BEGIN

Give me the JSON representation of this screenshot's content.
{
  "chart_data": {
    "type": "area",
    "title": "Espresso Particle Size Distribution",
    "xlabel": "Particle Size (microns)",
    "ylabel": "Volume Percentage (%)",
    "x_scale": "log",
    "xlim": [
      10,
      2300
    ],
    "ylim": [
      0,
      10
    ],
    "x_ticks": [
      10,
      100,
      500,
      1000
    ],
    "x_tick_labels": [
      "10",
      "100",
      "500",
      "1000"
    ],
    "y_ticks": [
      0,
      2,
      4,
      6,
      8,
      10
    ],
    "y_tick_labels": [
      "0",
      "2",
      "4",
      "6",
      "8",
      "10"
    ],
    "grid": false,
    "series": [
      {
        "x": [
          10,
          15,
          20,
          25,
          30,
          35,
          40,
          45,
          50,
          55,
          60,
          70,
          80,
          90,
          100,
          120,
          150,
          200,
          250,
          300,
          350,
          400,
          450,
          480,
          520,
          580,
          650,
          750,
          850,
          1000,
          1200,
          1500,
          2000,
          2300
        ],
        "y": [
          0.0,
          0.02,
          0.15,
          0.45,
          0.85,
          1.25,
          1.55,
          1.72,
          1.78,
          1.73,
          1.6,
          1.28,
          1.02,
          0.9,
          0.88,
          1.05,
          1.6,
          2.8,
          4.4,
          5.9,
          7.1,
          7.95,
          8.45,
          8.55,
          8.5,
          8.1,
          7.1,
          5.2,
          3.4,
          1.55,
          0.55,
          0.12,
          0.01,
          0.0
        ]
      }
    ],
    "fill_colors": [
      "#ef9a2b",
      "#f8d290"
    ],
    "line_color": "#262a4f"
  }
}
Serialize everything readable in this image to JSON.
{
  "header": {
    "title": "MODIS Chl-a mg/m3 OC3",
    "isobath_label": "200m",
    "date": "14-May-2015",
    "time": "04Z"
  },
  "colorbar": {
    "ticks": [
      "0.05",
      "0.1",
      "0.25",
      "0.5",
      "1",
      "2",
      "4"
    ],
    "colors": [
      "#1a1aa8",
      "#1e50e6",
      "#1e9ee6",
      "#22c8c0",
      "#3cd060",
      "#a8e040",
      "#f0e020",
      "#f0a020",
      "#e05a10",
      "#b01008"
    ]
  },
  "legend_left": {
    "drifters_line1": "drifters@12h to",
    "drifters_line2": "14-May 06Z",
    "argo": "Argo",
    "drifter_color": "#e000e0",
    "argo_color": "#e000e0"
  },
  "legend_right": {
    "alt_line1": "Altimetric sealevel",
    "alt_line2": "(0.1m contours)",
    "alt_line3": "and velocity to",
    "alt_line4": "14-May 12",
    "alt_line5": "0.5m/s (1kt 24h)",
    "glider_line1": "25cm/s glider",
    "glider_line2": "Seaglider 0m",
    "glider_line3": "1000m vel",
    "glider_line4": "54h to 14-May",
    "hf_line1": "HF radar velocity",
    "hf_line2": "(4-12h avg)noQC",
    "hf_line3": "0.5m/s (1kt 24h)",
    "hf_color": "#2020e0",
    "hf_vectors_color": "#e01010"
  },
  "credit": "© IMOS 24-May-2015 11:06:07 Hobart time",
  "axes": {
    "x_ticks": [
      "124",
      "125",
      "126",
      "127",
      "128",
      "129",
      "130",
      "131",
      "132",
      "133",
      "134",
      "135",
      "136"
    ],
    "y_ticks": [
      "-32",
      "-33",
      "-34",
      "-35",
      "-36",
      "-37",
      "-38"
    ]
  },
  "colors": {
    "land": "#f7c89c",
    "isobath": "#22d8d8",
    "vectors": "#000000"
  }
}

END

What to work on ▸
Lines from the records above that hold "this" are the ones to list.

Solution ▸
Give me the JSON representation of this screenshot's content.
Serialize everything readable in this image to JSON.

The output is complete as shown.